* What you need to do:
1 > In the article on sex trafficking, reproduce the stretch from "BRAINERD, Minn. -- Ramsey" through "commercial sexual exploitation." word for word.
2 > According to the article on sex trafficking, how many law enforcement officers has Pinto trained so far?

BRAINERD, Minn. -- Ramsey County prosecutor and DFL state representative Dave Pinto told a gathering in Brainerd Tuesday that neither a film like "Pretty Woman" nor "Taken" are representative of the serious problem of commercial sexual exploitation.

Instead, Pinto said traffickers seek "highly vulnerable" targets and spend time grooming and breaking them down.

"This is a little more complicated than we might have thought," Pinto said. "Traffickers are very, very motivated by money. ... They target, they trick, they turn and then they traumatize (victims)."

Pinto presents programs on the issues of sex trafficking and commercial sexual exploitation all across Minnesota as part of the state's Safe Harbor initiative, training more than 1,500 law enforcement officers to date. He's prosecuted numerous traffickers in Ramsey County and said those efforts are just some of several initiatives across the state--including those in the Brainerd lakes area.

* Dataset excerpt:
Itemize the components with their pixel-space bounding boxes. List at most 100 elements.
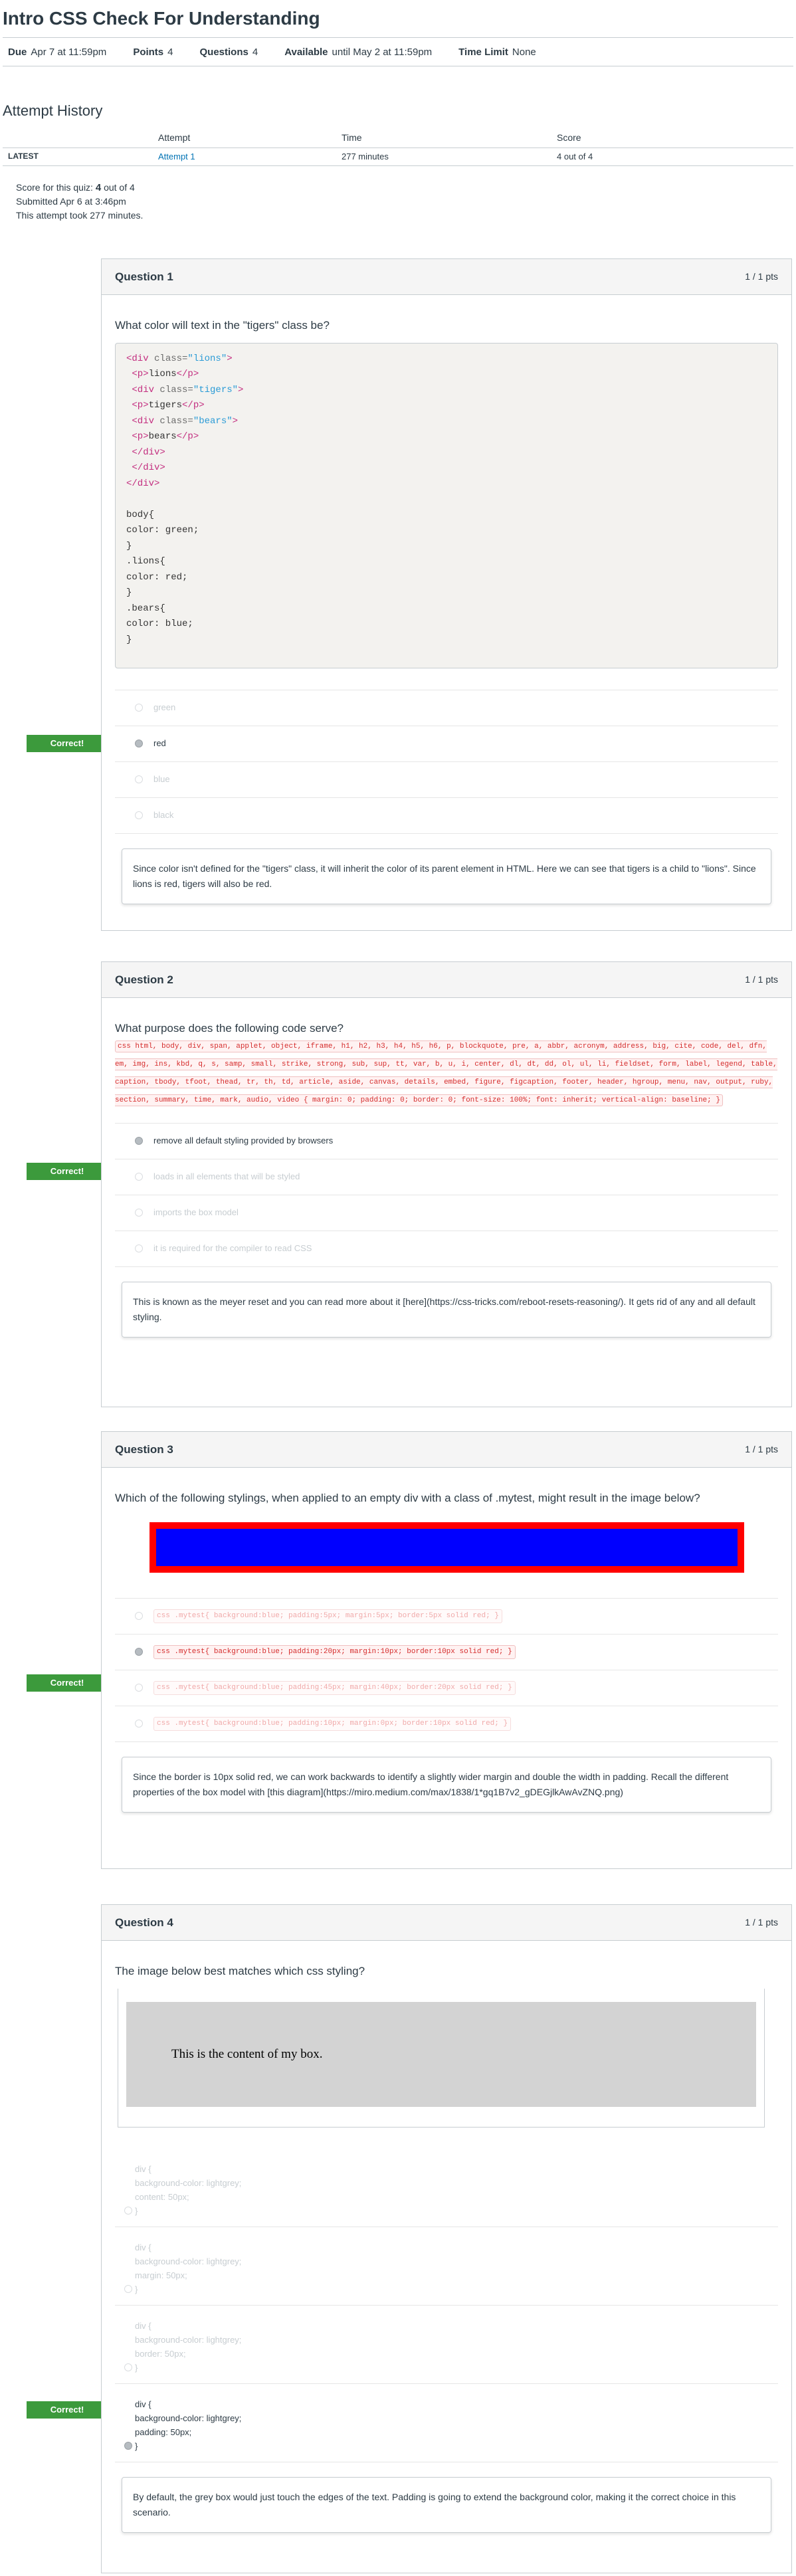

* The results:
1 >
BRAINERD, Minn. -- Ramsey County prosecutor and DFL state representative Dave Pinto told a gathering in Brainerd Tuesday that neither a film like "Pretty Woman" nor "Taken" are representative of the serious problem of commercial sexual exploitation.

2 > More than 1,500.